- [INSTRUCTIONS FOR THE TASK]: What number of lines hold the word "background"? State that number and nothing besides.

[Start DATA TO USE]

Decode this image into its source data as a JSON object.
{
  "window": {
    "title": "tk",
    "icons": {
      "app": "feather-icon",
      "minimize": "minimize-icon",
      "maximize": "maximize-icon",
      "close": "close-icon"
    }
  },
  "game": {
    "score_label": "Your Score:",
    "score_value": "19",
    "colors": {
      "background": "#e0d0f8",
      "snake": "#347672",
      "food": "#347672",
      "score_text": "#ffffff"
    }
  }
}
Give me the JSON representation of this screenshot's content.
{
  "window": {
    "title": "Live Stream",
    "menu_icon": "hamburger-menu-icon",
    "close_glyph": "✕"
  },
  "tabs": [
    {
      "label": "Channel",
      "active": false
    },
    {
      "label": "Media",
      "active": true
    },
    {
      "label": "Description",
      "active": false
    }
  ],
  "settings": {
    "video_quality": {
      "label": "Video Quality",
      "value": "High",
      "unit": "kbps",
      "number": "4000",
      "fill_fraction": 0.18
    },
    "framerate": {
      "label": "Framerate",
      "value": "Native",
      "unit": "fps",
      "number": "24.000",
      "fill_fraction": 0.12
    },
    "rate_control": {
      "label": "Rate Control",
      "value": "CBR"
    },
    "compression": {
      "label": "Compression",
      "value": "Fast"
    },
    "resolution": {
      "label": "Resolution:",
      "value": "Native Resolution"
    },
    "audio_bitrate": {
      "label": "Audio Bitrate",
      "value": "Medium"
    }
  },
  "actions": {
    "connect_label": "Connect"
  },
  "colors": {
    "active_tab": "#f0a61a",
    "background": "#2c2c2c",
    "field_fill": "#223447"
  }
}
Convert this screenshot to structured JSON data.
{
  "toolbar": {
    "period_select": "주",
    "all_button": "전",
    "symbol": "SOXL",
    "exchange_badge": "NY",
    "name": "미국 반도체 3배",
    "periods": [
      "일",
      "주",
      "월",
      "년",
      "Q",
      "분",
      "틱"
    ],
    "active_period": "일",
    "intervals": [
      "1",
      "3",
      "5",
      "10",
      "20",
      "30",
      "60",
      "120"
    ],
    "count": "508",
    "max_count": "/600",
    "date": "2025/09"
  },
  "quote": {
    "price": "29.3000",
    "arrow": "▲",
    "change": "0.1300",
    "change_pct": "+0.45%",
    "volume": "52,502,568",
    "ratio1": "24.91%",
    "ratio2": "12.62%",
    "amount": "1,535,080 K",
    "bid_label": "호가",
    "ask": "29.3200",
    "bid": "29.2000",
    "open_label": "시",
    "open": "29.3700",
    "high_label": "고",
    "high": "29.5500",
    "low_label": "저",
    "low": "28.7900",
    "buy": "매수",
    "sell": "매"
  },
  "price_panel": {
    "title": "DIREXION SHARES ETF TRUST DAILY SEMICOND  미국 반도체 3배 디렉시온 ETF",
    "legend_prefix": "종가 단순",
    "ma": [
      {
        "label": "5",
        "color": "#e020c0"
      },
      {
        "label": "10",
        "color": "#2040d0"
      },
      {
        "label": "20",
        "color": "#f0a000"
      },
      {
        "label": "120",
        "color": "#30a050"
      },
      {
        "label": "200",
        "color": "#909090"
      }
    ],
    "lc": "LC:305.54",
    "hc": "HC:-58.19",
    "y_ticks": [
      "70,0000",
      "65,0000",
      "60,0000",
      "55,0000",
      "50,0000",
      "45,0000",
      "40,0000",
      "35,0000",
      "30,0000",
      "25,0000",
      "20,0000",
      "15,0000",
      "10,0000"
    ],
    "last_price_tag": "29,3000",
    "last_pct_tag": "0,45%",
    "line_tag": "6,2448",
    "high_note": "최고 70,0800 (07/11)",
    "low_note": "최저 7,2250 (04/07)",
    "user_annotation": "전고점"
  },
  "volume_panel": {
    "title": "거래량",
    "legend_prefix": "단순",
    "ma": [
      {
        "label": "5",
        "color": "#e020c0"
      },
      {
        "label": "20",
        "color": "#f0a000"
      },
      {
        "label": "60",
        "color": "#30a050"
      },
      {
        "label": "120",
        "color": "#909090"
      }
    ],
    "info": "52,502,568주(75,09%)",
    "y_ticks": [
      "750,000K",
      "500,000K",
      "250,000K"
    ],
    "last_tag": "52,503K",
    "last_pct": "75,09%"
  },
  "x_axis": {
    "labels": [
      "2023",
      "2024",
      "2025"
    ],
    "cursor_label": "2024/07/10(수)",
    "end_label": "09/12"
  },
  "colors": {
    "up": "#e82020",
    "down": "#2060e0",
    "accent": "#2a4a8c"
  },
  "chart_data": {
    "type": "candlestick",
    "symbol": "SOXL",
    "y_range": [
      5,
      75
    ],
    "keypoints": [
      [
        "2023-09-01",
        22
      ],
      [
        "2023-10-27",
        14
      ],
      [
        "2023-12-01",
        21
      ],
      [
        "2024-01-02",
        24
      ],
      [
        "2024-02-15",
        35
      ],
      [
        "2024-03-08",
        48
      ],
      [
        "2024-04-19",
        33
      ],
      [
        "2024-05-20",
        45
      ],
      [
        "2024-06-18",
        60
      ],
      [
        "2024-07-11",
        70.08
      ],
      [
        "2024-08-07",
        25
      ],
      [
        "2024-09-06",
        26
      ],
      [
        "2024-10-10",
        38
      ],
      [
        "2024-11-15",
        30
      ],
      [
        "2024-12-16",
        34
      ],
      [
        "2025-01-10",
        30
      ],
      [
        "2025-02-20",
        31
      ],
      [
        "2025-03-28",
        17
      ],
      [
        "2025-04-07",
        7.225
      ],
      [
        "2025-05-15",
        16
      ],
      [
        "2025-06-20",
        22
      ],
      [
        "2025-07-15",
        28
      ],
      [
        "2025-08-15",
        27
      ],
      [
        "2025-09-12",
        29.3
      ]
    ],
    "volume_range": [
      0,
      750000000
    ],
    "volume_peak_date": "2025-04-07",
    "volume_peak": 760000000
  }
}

[End DATA TO USE]

- [REPLY TO THE TASK]: 2